_DO THIS_
Across the entries below, how many lines contain the word "抽象根节点"? Give the number alone.

Part of a data file:
BEGIN
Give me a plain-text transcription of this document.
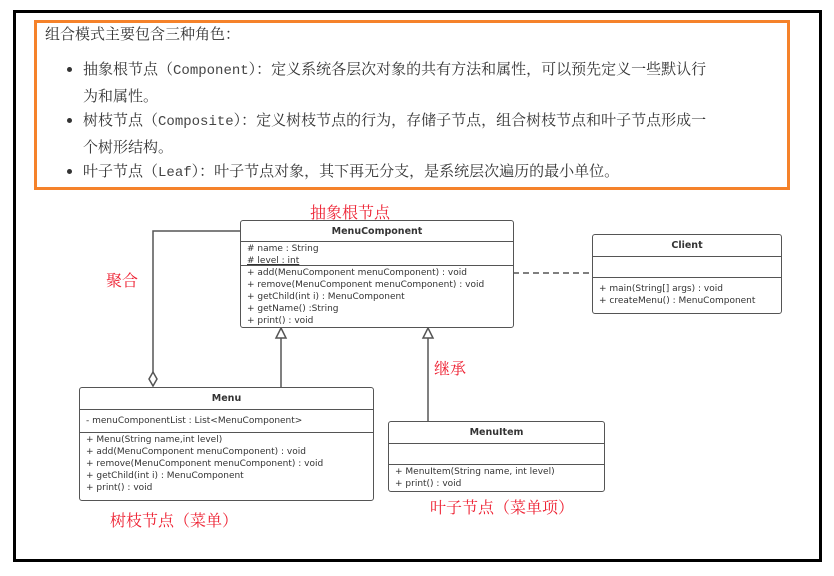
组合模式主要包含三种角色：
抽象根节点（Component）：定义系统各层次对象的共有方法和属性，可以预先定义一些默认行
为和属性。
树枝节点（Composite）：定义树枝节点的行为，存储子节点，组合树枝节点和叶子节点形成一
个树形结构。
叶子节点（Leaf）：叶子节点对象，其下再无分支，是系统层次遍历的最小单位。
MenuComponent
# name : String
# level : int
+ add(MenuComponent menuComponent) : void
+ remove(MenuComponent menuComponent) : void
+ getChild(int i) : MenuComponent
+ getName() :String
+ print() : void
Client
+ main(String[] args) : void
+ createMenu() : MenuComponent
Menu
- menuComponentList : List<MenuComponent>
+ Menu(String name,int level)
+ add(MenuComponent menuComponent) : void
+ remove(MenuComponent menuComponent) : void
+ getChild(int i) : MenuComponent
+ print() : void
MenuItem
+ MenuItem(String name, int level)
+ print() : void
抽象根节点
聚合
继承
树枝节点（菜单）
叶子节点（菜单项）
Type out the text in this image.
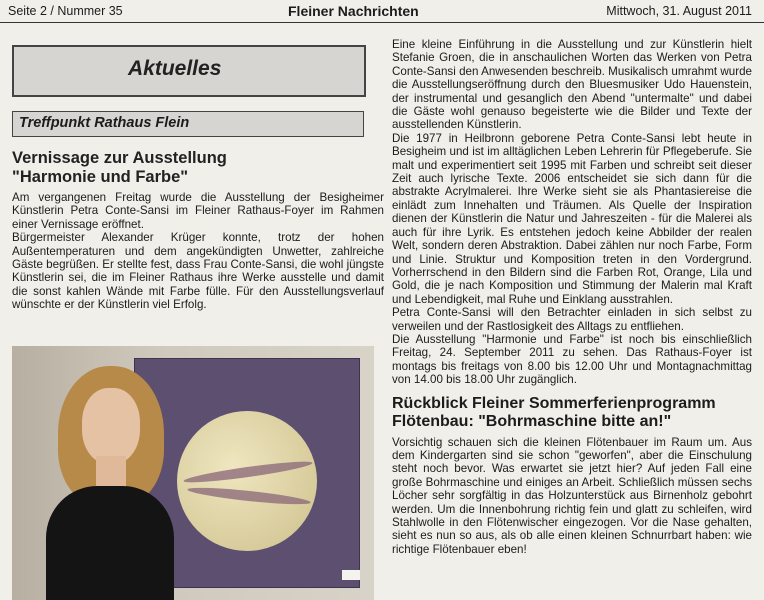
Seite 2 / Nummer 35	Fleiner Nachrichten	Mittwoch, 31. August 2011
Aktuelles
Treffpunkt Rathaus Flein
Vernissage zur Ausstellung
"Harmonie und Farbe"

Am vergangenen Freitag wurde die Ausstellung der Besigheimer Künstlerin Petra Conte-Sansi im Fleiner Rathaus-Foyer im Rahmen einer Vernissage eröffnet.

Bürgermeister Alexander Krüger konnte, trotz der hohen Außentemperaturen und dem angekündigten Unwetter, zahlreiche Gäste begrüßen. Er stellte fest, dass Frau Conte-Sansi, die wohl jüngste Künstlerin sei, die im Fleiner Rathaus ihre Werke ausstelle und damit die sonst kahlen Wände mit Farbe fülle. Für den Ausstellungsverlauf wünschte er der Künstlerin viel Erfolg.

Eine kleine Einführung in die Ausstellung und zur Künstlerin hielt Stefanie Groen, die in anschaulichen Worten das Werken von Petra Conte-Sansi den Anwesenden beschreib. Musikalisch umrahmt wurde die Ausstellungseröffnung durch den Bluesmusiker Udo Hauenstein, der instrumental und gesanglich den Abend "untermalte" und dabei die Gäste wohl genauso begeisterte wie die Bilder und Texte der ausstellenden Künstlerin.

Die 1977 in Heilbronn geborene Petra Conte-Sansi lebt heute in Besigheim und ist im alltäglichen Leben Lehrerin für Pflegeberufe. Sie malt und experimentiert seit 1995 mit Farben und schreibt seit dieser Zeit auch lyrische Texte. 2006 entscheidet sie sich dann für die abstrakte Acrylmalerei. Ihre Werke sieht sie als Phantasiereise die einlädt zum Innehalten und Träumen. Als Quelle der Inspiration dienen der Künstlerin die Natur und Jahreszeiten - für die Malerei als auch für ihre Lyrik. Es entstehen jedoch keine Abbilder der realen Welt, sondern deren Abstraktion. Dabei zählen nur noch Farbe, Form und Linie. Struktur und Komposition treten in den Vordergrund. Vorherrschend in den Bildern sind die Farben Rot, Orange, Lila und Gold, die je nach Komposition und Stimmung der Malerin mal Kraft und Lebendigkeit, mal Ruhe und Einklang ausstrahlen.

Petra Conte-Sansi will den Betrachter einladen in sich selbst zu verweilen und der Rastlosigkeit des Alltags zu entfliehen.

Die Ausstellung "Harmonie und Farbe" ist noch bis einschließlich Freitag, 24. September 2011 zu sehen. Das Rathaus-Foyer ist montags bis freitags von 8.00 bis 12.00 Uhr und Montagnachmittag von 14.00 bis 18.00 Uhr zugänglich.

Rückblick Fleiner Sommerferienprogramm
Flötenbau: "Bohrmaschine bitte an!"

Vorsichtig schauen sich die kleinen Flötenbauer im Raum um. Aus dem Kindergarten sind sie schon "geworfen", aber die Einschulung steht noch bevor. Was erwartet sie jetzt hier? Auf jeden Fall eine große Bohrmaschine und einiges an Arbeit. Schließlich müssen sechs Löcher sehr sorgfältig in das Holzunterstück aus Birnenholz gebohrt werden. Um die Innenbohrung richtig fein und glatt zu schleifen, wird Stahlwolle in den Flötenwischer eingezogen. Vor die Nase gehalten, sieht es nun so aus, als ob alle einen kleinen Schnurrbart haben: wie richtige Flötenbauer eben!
END
_RIGHT ANSWER_
2